REQUIRED TASK:
Write out every entry exactly as it stands.

Collected data entries:
· · ·

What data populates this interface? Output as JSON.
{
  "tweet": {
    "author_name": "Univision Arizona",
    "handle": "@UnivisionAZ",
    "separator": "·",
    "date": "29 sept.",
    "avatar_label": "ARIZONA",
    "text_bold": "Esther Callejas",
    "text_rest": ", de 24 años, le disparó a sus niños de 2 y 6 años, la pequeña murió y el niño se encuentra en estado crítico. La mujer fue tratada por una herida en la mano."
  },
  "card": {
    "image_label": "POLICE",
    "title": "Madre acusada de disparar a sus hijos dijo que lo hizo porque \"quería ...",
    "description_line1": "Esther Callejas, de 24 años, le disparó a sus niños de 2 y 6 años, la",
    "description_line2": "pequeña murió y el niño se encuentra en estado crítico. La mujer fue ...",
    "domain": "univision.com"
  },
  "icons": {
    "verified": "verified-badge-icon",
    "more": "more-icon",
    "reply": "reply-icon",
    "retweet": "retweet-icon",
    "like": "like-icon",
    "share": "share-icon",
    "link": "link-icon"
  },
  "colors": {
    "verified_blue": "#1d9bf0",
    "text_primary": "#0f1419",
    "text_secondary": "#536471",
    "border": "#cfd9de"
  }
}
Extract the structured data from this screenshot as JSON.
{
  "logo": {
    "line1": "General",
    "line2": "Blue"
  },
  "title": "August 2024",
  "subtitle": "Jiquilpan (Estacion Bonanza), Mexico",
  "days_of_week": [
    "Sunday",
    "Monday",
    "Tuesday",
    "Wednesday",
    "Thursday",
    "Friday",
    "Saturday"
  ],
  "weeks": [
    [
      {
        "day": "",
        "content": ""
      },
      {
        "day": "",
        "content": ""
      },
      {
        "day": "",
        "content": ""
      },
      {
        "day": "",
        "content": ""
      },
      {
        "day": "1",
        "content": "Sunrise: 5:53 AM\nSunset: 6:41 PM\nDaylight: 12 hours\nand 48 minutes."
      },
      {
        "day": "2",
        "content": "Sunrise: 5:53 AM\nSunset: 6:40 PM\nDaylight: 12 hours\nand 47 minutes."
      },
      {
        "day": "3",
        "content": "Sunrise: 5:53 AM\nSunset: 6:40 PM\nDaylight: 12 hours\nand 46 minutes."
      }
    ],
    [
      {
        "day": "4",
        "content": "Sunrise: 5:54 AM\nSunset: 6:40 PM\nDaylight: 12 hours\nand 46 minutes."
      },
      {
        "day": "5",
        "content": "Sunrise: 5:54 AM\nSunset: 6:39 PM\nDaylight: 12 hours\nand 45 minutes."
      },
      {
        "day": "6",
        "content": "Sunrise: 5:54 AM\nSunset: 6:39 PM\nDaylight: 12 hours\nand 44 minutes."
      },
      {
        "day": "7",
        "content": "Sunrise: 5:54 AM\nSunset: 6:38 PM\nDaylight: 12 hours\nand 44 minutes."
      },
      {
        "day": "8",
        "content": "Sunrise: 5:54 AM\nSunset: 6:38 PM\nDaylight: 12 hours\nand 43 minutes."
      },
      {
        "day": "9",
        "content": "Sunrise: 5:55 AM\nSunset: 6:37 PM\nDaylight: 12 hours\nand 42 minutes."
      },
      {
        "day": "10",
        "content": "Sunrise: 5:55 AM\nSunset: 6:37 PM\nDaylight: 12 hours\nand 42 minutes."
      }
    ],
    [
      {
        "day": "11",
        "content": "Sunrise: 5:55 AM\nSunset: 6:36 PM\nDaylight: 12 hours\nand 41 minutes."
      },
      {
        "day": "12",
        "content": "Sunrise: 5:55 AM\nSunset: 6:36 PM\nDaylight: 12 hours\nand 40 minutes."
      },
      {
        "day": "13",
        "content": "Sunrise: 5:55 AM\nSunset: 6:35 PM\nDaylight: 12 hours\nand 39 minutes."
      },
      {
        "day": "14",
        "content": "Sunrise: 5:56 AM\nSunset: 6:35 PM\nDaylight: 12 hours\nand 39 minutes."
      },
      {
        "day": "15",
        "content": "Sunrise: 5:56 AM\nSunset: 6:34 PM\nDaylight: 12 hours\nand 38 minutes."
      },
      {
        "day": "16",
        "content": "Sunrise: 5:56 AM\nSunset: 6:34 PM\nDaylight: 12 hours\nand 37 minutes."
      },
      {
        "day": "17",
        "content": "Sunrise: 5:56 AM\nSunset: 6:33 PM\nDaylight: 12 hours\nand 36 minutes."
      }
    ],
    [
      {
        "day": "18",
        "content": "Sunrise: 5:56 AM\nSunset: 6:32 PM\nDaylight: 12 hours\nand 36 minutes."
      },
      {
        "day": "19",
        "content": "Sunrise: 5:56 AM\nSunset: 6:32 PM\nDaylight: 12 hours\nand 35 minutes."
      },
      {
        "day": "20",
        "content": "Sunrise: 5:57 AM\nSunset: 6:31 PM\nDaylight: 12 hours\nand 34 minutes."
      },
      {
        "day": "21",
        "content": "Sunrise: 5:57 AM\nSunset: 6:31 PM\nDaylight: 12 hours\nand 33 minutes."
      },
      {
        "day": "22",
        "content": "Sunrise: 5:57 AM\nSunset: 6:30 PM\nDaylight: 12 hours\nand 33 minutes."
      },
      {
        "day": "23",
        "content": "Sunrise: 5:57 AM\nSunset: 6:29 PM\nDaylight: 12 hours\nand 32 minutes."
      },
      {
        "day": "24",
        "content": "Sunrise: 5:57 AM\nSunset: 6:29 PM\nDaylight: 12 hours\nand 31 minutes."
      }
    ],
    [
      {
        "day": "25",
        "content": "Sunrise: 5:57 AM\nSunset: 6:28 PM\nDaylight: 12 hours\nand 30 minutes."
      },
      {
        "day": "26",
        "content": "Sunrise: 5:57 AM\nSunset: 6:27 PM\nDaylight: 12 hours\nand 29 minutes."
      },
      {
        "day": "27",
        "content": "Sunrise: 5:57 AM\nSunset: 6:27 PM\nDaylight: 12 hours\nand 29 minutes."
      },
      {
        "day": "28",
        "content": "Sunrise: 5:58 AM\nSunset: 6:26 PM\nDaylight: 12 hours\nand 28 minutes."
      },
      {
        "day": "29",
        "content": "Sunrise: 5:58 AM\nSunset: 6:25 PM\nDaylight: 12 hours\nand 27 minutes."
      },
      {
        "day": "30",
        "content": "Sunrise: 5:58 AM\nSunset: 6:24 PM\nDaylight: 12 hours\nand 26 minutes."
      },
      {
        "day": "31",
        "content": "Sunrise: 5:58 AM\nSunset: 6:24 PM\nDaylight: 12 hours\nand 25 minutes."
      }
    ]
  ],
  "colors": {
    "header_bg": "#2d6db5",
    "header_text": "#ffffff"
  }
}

· · ·

REPLY:
What data populates this interface? Output as JSON.
{
  "tweet": {
    "author_name": "Univision Arizona",
    "handle": "@UnivisionAZ",
    "separator": "·",
    "date": "29 sept.",
    "avatar_label": "ARIZONA",
    "text_bold": "Esther Callejas",
    "text_rest": ", de 24 años, le disparó a sus niños de 2 y 6 años, la pequeña murió y el niño se encuentra en estado crítico. La mujer fue tratada por una herida en la mano."
  },
  "card": {
    "image_label": "POLICE",
    "title": "Madre acusada de disparar a sus hijos dijo que lo hizo porque \"quería ...",
    "description_line1": "Esther Callejas, de 24 años, le disparó a sus niños de 2 y 6 años, la",
    "description_line2": "pequeña murió y el niño se encuentra en estado crítico. La mujer fue ...",
    "domain": "univision.com"
  },
  "icons": {
    "verified": "verified-badge-icon",
    "more": "more-icon",
    "reply": "reply-icon",
    "retweet": "retweet-icon",
    "like": "like-icon",
    "share": "share-icon",
    "link": "link-icon"
  },
  "colors": {
    "verified_blue": "#1d9bf0",
    "text_primary": "#0f1419",
    "text_secondary": "#536471",
    "border": "#cfd9de"
  }
}
Extract the structured data from this screenshot as JSON.
{
  "logo": {
    "line1": "General",
    "line2": "Blue"
  },
  "title": "August 2024",
  "subtitle": "Jiquilpan (Estacion Bonanza), Mexico",
  "days_of_week": [
    "Sunday",
    "Monday",
    "Tuesday",
    "Wednesday",
    "Thursday",
    "Friday",
    "Saturday"
  ],
  "weeks": [
    [
      {
        "day": "",
        "content": ""
      },
      {
        "day": "",
        "content": ""
      },
      {
        "day": "",
        "content": ""
      },
      {
        "day": "",
        "content": ""
      },
      {
        "day": "1",
        "content": "Sunrise: 5:53 AM\nSunset: 6:41 PM\nDaylight: 12 hours\nand 48 minutes."
      },
      {
        "day": "2",
        "content": "Sunrise: 5:53 AM\nSunset: 6:40 PM\nDaylight: 12 hours\nand 47 minutes."
      },
      {
        "day": "3",
        "content": "Sunrise: 5:53 AM\nSunset: 6:40 PM\nDaylight: 12 hours\nand 46 minutes."
      }
    ],
    [
      {
        "day": "4",
        "content": "Sunrise: 5:54 AM\nSunset: 6:40 PM\nDaylight: 12 hours\nand 46 minutes."
      },
      {
        "day": "5",
        "content": "Sunrise: 5:54 AM\nSunset: 6:39 PM\nDaylight: 12 hours\nand 45 minutes."
      },
      {
        "day": "6",
        "content": "Sunrise: 5:54 AM\nSunset: 6:39 PM\nDaylight: 12 hours\nand 44 minutes."
      },
      {
        "day": "7",
        "content": "Sunrise: 5:54 AM\nSunset: 6:38 PM\nDaylight: 12 hours\nand 44 minutes."
      },
      {
        "day": "8",
        "content": "Sunrise: 5:54 AM\nSunset: 6:38 PM\nDaylight: 12 hours\nand 43 minutes."
      },
      {
        "day": "9",
        "content": "Sunrise: 5:55 AM\nSunset: 6:37 PM\nDaylight: 12 hours\nand 42 minutes."
      },
      {
        "day": "10",
        "content": "Sunrise: 5:55 AM\nSunset: 6:37 PM\nDaylight: 12 hours\nand 42 minutes."
      }
    ],
    [
      {
        "day": "11",
        "content": "Sunrise: 5:55 AM\nSunset: 6:36 PM\nDaylight: 12 hours\nand 41 minutes."
      },
      {
        "day": "12",
        "content": "Sunrise: 5:55 AM\nSunset: 6:36 PM\nDaylight: 12 hours\nand 40 minutes."
      },
      {
        "day": "13",
        "content": "Sunrise: 5:55 AM\nSunset: 6:35 PM\nDaylight: 12 hours\nand 39 minutes."
      },
      {
        "day": "14",
        "content": "Sunrise: 5:56 AM\nSunset: 6:35 PM\nDaylight: 12 hours\nand 39 minutes."
      },
      {
        "day": "15",
        "content": "Sunrise: 5:56 AM\nSunset: 6:34 PM\nDaylight: 12 hours\nand 38 minutes."
      },
      {
        "day": "16",
        "content": "Sunrise: 5:56 AM\nSunset: 6:34 PM\nDaylight: 12 hours\nand 37 minutes."
      },
      {
        "day": "17",
        "content": "Sunrise: 5:56 AM\nSunset: 6:33 PM\nDaylight: 12 hours\nand 36 minutes."
      }
    ],
    [
      {
        "day": "18",
        "content": "Sunrise: 5:56 AM\nSunset: 6:32 PM\nDaylight: 12 hours\nand 36 minutes."
      },
      {
        "day": "19",
        "content": "Sunrise: 5:56 AM\nSunset: 6:32 PM\nDaylight: 12 hours\nand 35 minutes."
      },
      {
        "day": "20",
        "content": "Sunrise: 5:57 AM\nSunset: 6:31 PM\nDaylight: 12 hours\nand 34 minutes."
      },
      {
        "day": "21",
        "content": "Sunrise: 5:57 AM\nSunset: 6:31 PM\nDaylight: 12 hours\nand 33 minutes."
      },
      {
        "day": "22",
        "content": "Sunrise: 5:57 AM\nSunset: 6:30 PM\nDaylight: 12 hours\nand 33 minutes."
      },
      {
        "day": "23",
        "content": "Sunrise: 5:57 AM\nSunset: 6:29 PM\nDaylight: 12 hours\nand 32 minutes."
      },
      {
        "day": "24",
        "content": "Sunrise: 5:57 AM\nSunset: 6:29 PM\nDaylight: 12 hours\nand 31 minutes."
      }
    ],
    [
      {
        "day": "25",
        "content": "Sunrise: 5:57 AM\nSunset: 6:28 PM\nDaylight: 12 hours\nand 30 minutes."
      },
      {
        "day": "26",
        "content": "Sunrise: 5:57 AM\nSunset: 6:27 PM\nDaylight: 12 hours\nand 29 minutes."
      },
      {
        "day": "27",
        "content": "Sunrise: 5:57 AM\nSunset: 6:27 PM\nDaylight: 12 hours\nand 29 minutes."
      },
      {
        "day": "28",
        "content": "Sunrise: 5:58 AM\nSunset: 6:26 PM\nDaylight: 12 hours\nand 28 minutes."
      },
      {
        "day": "29",
        "content": "Sunrise: 5:58 AM\nSunset: 6:25 PM\nDaylight: 12 hours\nand 27 minutes."
      },
      {
        "day": "30",
        "content": "Sunrise: 5:58 AM\nSunset: 6:24 PM\nDaylight: 12 hours\nand 26 minutes."
      },
      {
        "day": "31",
        "content": "Sunrise: 5:58 AM\nSunset: 6:24 PM\nDaylight: 12 hours\nand 25 minutes."
      }
    ]
  ],
  "colors": {
    "header_bg": "#2d6db5",
    "header_text": "#ffffff"
  }
}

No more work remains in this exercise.